:: Material provided ::

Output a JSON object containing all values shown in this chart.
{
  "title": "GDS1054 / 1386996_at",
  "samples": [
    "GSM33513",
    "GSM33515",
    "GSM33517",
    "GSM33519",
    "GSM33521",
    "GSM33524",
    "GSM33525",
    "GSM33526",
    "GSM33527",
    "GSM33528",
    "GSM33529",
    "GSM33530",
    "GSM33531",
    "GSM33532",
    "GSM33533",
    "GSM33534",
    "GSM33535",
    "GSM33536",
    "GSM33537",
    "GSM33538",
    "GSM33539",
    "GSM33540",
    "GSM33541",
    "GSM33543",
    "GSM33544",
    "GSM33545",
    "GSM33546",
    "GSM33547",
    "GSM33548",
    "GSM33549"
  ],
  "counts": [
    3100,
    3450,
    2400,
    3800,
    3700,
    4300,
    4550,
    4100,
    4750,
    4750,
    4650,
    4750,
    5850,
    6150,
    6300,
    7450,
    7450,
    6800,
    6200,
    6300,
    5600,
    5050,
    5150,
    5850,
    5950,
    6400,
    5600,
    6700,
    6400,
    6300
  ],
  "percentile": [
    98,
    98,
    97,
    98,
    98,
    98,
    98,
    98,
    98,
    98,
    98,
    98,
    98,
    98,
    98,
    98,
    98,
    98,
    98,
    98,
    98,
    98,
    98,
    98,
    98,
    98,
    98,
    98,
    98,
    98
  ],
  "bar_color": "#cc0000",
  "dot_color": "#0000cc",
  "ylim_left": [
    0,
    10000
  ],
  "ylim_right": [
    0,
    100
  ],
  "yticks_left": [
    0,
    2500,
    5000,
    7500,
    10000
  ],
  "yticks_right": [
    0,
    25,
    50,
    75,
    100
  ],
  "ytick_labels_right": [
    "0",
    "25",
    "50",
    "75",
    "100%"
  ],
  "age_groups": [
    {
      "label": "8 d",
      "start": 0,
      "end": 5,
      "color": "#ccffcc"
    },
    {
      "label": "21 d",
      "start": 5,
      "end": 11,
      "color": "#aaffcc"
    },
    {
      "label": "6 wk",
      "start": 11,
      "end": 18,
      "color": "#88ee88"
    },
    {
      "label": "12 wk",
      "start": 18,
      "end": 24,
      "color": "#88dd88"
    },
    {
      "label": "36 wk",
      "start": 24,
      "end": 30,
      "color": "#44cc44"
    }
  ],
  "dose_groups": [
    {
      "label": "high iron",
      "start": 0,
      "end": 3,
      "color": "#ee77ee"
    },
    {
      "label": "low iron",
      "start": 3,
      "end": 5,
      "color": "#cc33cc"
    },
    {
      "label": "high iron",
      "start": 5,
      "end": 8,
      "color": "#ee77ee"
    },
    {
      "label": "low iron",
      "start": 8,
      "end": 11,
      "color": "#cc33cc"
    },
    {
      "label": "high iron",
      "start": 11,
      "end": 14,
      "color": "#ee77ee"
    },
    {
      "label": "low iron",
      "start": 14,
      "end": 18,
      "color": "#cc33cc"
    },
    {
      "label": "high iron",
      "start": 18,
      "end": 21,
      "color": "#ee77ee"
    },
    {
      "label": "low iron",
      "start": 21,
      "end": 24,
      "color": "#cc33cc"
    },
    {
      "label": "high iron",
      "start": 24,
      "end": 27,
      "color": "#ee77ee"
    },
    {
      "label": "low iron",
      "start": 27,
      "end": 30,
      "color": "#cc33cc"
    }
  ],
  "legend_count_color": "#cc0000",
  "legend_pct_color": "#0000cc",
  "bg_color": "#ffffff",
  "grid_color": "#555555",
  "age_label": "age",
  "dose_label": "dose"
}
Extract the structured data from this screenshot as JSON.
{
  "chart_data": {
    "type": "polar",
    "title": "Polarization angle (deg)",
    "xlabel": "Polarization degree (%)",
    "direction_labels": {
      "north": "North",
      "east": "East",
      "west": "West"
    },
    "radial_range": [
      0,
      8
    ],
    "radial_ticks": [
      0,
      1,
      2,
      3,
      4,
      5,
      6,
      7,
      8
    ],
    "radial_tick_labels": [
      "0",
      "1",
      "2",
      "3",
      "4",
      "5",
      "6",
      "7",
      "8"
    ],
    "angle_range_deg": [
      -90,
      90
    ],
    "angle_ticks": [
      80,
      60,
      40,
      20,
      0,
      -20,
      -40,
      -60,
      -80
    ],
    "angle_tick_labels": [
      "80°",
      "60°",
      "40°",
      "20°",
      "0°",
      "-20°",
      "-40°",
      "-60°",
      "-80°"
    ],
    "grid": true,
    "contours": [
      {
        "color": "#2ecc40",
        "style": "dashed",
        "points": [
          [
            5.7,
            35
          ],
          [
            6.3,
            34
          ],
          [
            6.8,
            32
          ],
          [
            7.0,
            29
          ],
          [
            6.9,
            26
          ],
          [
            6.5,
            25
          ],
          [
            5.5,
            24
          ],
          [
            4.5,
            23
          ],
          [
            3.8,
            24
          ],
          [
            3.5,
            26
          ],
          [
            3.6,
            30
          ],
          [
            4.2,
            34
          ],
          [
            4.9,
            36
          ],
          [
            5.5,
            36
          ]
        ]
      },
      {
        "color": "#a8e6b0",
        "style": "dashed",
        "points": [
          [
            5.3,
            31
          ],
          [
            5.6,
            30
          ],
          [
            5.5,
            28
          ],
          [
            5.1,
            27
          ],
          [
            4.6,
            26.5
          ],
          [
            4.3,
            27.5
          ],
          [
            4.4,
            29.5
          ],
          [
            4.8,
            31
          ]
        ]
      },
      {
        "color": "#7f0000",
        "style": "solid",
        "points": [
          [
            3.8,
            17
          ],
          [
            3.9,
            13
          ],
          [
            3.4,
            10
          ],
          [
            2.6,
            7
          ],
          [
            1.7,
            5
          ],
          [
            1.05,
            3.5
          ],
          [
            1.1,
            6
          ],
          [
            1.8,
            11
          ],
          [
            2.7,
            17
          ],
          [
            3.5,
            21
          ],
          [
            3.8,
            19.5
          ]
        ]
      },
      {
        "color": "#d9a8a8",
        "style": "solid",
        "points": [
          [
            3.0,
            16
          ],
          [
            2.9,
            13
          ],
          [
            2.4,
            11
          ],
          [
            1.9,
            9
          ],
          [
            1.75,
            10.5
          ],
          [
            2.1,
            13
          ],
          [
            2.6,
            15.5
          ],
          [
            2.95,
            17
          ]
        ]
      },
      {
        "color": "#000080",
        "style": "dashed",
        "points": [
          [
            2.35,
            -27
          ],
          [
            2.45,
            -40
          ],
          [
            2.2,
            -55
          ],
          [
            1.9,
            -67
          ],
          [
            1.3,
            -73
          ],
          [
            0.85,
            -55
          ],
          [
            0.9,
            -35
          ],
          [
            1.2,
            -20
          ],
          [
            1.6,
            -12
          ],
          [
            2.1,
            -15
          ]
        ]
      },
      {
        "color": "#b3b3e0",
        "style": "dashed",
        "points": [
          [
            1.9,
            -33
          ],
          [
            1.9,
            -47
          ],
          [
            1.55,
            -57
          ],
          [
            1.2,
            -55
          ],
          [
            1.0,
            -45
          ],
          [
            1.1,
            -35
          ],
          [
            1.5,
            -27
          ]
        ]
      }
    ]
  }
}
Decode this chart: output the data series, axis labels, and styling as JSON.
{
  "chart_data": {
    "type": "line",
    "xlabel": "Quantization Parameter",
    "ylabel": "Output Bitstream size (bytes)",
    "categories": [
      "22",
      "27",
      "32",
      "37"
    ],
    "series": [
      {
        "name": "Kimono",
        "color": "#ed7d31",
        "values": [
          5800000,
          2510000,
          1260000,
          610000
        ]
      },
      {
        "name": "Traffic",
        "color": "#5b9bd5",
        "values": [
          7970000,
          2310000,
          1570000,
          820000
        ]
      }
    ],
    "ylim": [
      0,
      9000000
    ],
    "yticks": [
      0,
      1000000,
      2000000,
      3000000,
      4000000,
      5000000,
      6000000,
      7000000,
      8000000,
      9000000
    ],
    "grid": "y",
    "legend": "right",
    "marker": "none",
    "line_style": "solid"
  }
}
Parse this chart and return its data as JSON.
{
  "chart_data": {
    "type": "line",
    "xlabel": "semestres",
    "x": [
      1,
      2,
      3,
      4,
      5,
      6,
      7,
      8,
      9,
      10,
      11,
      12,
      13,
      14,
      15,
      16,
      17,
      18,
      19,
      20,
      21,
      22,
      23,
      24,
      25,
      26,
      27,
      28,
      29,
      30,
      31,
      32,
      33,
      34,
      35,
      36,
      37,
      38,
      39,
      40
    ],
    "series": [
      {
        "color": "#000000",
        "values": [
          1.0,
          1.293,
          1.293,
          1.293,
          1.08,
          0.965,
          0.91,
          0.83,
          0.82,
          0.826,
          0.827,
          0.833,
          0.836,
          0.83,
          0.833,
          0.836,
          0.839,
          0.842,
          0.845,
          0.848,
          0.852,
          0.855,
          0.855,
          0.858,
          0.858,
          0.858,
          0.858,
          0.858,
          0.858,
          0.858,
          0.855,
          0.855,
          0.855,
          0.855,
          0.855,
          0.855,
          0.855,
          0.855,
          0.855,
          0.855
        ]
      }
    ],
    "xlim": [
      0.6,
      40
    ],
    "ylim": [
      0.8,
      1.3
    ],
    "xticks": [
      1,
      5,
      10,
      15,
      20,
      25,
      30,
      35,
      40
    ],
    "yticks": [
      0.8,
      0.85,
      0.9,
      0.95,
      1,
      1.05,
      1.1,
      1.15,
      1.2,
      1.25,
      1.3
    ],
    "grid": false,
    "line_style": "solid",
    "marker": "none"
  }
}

:::

→ **The exercise**
Look over the listing above. Pick out and copy every line that includes "this".

→ **Solution**
Output a JSON object containing all values shown in this chart.
Extract the structured data from this screenshot as JSON.
Decode this chart: output the data series, axis labels, and styling as JSON.
Parse this chart and return its data as JSON.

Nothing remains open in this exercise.